* Short task
Copy the listing below in full and skip every picture.

** Start Records for the exercise **

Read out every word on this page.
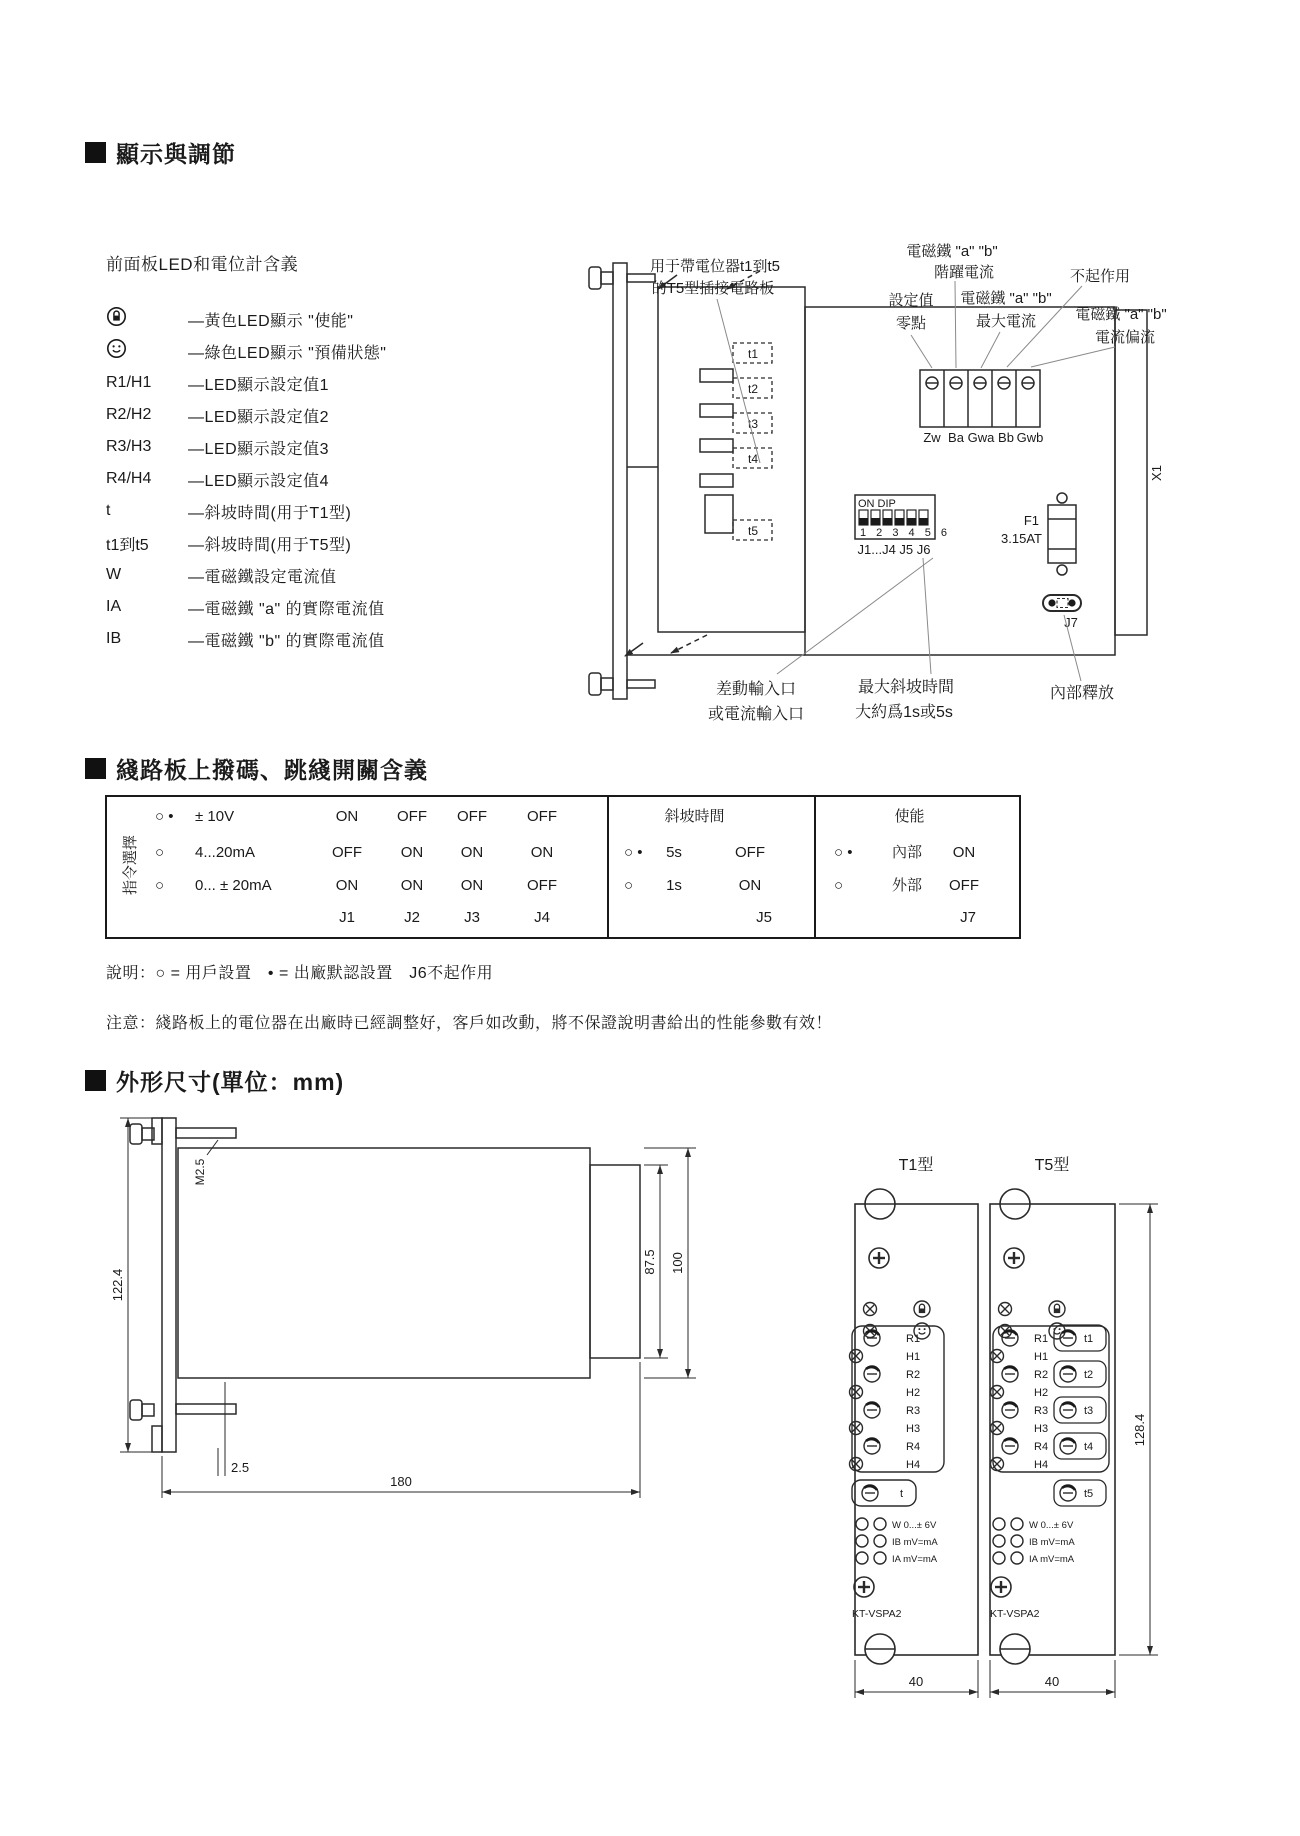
顯示與調節
前面板LED和電位計含義
—黃色LED顯示 "使能"
—綠色LED顯示 "預備狀態"
R1/H1	—LED顯示設定值1
R2/H2	—LED顯示設定值2
R3/H3	—LED顯示設定值3
R4/H4	—LED顯示設定值4
t	—斜坡時間(用于T1型)
t1到t5	—斜坡時間(用于T5型)
W	—電磁鐵設定電流值
IA	—電磁鐵 "a" 的實際電流值
IB	—電磁鐵 "b" 的實際電流值
t1
t2
t3
t4
t5
Zw Ba Gwa Bb Gwb
ON DIP
1 2 3 4 5 6
J1...J4 J5 J6
F1
3.15AT
J7
X1
用于帶電位器t1到t5
的T5型插接電路板
電磁鐵 "a" "b"
階躍電流
設定值
零點
電磁鐵 "a" "b"
最大電流
不起作用
電磁鐵 "a" "b"
電流偏流
差動輸入口
或電流輸入口
最大斜坡時間
大約爲1s或5s
內部釋放
綫路板上撥碼、跳綫開關含義
指令選擇
○ • ± 10V	ON	OFF	OFF	OFF
○ 4...20mA	OFF	ON	ON	ON
○ 0... ± 20mA	ON	ON	ON	OFF
J1	J2	J3	J4
斜坡時間
○ •	5s	OFF
○	1s	ON
J5
使能
○ •	內部	ON
○	外部	OFF
J7
說明：○ = 用戶設置　• = 出廠默認設置　J6不起作用
注意：綫路板上的電位器在出廠時已經調整好，客戶如改動，將不保證說明書給出的性能參數有效！
外形尺寸(單位：mm)
122.4
M2.5
2.5
180
87.5 100
T1型
R1
H1
R2
H2
R3
H3
R4
H4
t
W 0...± 6V
IB mV=mA
IA mV=mA
KT-VSPA2
T5型
R1
H1
R2
H2
R3
H3
R4
H4
t1
t2
t3
t4
t5
W 0...± 6V
IB mV=mA
IA mV=mA
KT-VSPA2
40	40
128.4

** End Records for the exercise **

* Completed exercise
Read out every word on this page.
顯示與調節
前面板LED和電位計含義
—黃色LED顯示 "使能"
—綠色LED顯示 "預備狀態"
R1/H1	—LED顯示設定值1
R2/H2	—LED顯示設定值2
R3/H3	—LED顯示設定值3
R4/H4	—LED顯示設定值4
t	—斜坡時間(用于T1型)
t1到t5	—斜坡時間(用于T5型)
W	—電磁鐵設定電流值
IA	—電磁鐵 "a" 的實際電流值
IB	—電磁鐵 "b" 的實際電流值
t1
t2
t3
t4
t5
Zw Ba Gwa Bb Gwb
ON DIP
1 2 3 4 5 6
J1...J4 J5 J6
F1
3.15AT
J7
X1
用于帶電位器t1到t5
的T5型插接電路板
電磁鐵 "a" "b"
階躍電流
設定值
零點
電磁鐵 "a" "b"
最大電流
不起作用
電磁鐵 "a" "b"
電流偏流
差動輸入口
或電流輸入口
最大斜坡時間
大約爲1s或5s
內部釋放
綫路板上撥碼、跳綫開關含義
指令選擇
○ • ± 10V	ON	OFF	OFF	OFF
○ 4...20mA	OFF	ON	ON	ON
○ 0... ± 20mA	ON	ON	ON	OFF
J1	J2	J3	J4
斜坡時間
○ •	5s	OFF
○	1s	ON
J5
使能
○ •	內部	ON
○	外部	OFF
J7
說明：○ = 用戶設置　• = 出廠默認設置　J6不起作用
注意：綫路板上的電位器在出廠時已經調整好，客戶如改動，將不保證說明書給出的性能參數有效！
外形尺寸(單位：mm)
122.4
M2.5
2.5
180
87.5 100
T1型
R1
H1
R2
H2
R3
H3
R4
H4
t
W 0...± 6V
IB mV=mA
IA mV=mA
KT-VSPA2
T5型
R1
H1
R2
H2
R3
H3
R4
H4
t1
t2
t3
t4
t5
W 0...± 6V
IB mV=mA
IA mV=mA
KT-VSPA2
40	40
128.4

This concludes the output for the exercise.